» **PROBLEM TO WORK ON**:
Check every line below for the word "肉沬粉面" and copy the ones that have it.

[Data entries]
══════════
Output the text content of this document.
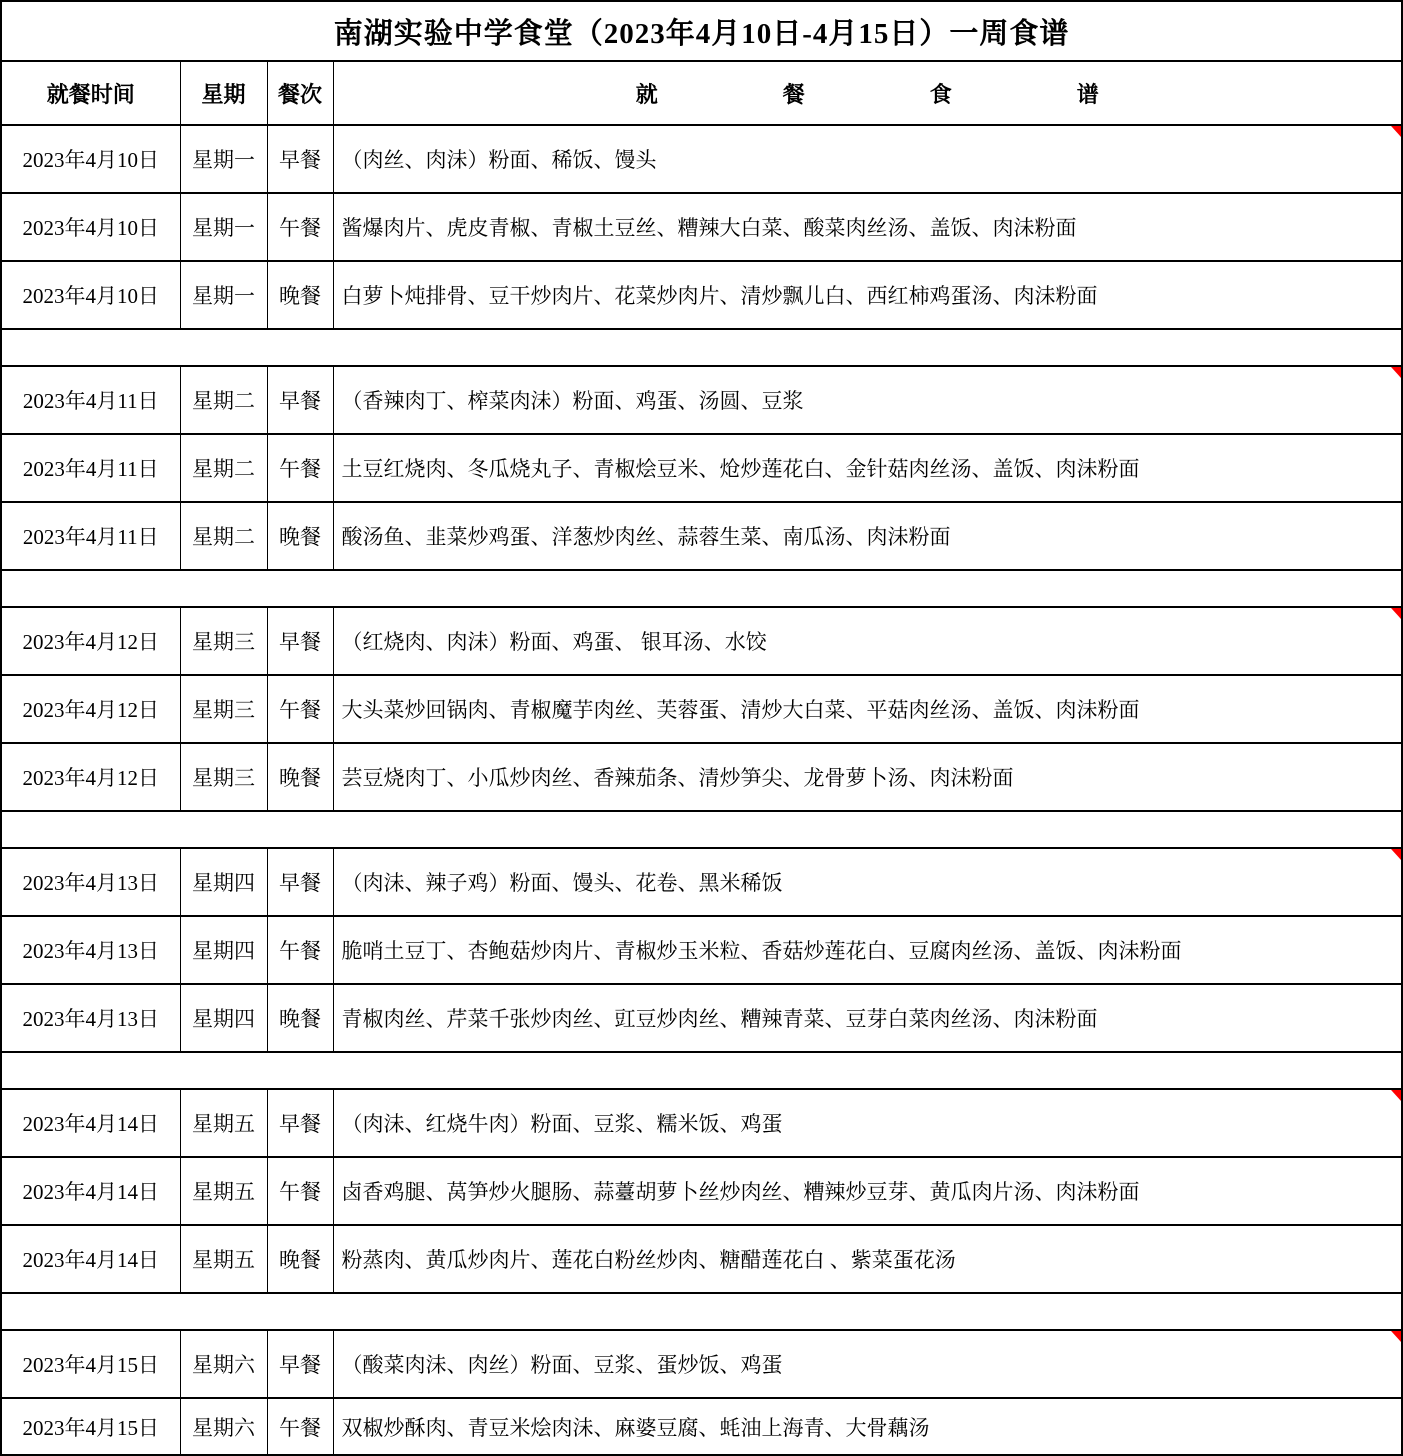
南湖实验中学食堂（2023年4月10日-4月15日）一周食谱			
就餐时间	星期	餐次	就 餐 食 谱

2023年4月10日	星期一	早餐	（肉丝、肉沬）粉面、稀饭、馒头
2023年4月10日	星期一	午餐	酱爆肉片、虎皮青椒、青椒土豆丝、糟辣大白菜、酸菜肉丝汤、盖饭、肉沬粉面
2023年4月10日	星期一	晚餐	白萝卜炖排骨、豆干炒肉片、花菜炒肉片、清炒飘儿白、西红柿鸡蛋汤、肉沬粉面

2023年4月11日	星期二	早餐	（香辣肉丁、榨菜肉沬）粉面、鸡蛋、汤圆、豆浆
2023年4月11日	星期二	午餐	土豆红烧肉、冬瓜烧丸子、青椒烩豆米、炝炒莲花白、金针菇肉丝汤、盖饭、肉沬粉面
2023年4月11日	星期二	晚餐	酸汤鱼、韭菜炒鸡蛋、洋葱炒肉丝、蒜蓉生菜、南瓜汤、肉沬粉面

2023年4月12日	星期三	早餐	（红烧肉、肉沬）粉面、鸡蛋、 银耳汤、水饺
2023年4月12日	星期三	午餐	大头菜炒回锅肉、青椒魔芋肉丝、芙蓉蛋、清炒大白菜、平菇肉丝汤、盖饭、肉沬粉面
2023年4月12日	星期三	晚餐	芸豆烧肉丁、小瓜炒肉丝、香辣茄条、清炒笋尖、龙骨萝卜汤、肉沬粉面

2023年4月13日	星期四	早餐	（肉沬、辣子鸡）粉面、馒头、花卷、黑米稀饭
2023年4月13日	星期四	午餐	脆哨土豆丁、杏鲍菇炒肉片、青椒炒玉米粒、香菇炒莲花白、豆腐肉丝汤、盖饭、肉沬粉面
2023年4月13日	星期四	晚餐	青椒肉丝、芹菜千张炒肉丝、豇豆炒肉丝、糟辣青菜、豆芽白菜肉丝汤、肉沬粉面

2023年4月14日	星期五	早餐	（肉沬、红烧牛肉）粉面、豆浆、糯米饭、鸡蛋
2023年4月14日	星期五	午餐	卤香鸡腿、莴笋炒火腿肠、蒜薹胡萝卜丝炒肉丝、糟辣炒豆芽、黄瓜肉片汤、肉沬粉面
2023年4月14日	星期五	晚餐	粉蒸肉、黄瓜炒肉片、莲花白粉丝炒肉、糖醋莲花白 、紫菜蛋花汤

2023年4月15日	星期六	早餐	（酸菜肉沬、肉丝）粉面、豆浆、蛋炒饭、鸡蛋
2023年4月15日	星期六	午餐	双椒炒酥肉、青豆米烩肉沬、麻婆豆腐、蚝油上海青、大骨藕汤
══════════
» **COMPLETE RESPONSE**:
2023年4月10日	星期一	午餐	酱爆肉片、虎皮青椒、青椒土豆丝、糟辣大白菜、酸菜肉丝汤、盖饭、肉沬粉面
2023年4月10日	星期一	晚餐	白萝卜炖排骨、豆干炒肉片、花菜炒肉片、清炒飘儿白、西红柿鸡蛋汤、肉沬粉面
2023年4月11日	星期二	午餐	土豆红烧肉、冬瓜烧丸子、青椒烩豆米、炝炒莲花白、金针菇肉丝汤、盖饭、肉沬粉面
2023年4月11日	星期二	晚餐	酸汤鱼、韭菜炒鸡蛋、洋葱炒肉丝、蒜蓉生菜、南瓜汤、肉沬粉面
2023年4月12日	星期三	午餐	大头菜炒回锅肉、青椒魔芋肉丝、芙蓉蛋、清炒大白菜、平菇肉丝汤、盖饭、肉沬粉面
2023年4月12日	星期三	晚餐	芸豆烧肉丁、小瓜炒肉丝、香辣茄条、清炒笋尖、龙骨萝卜汤、肉沬粉面
2023年4月13日	星期四	午餐	脆哨土豆丁、杏鲍菇炒肉片、青椒炒玉米粒、香菇炒莲花白、豆腐肉丝汤、盖饭、肉沬粉面
2023年4月13日	星期四	晚餐	青椒肉丝、芹菜千张炒肉丝、豇豆炒肉丝、糟辣青菜、豆芽白菜肉丝汤、肉沬粉面
2023年4月14日	星期五	午餐	卤香鸡腿、莴笋炒火腿肠、蒜薹胡萝卜丝炒肉丝、糟辣炒豆芽、黄瓜肉片汤、肉沬粉面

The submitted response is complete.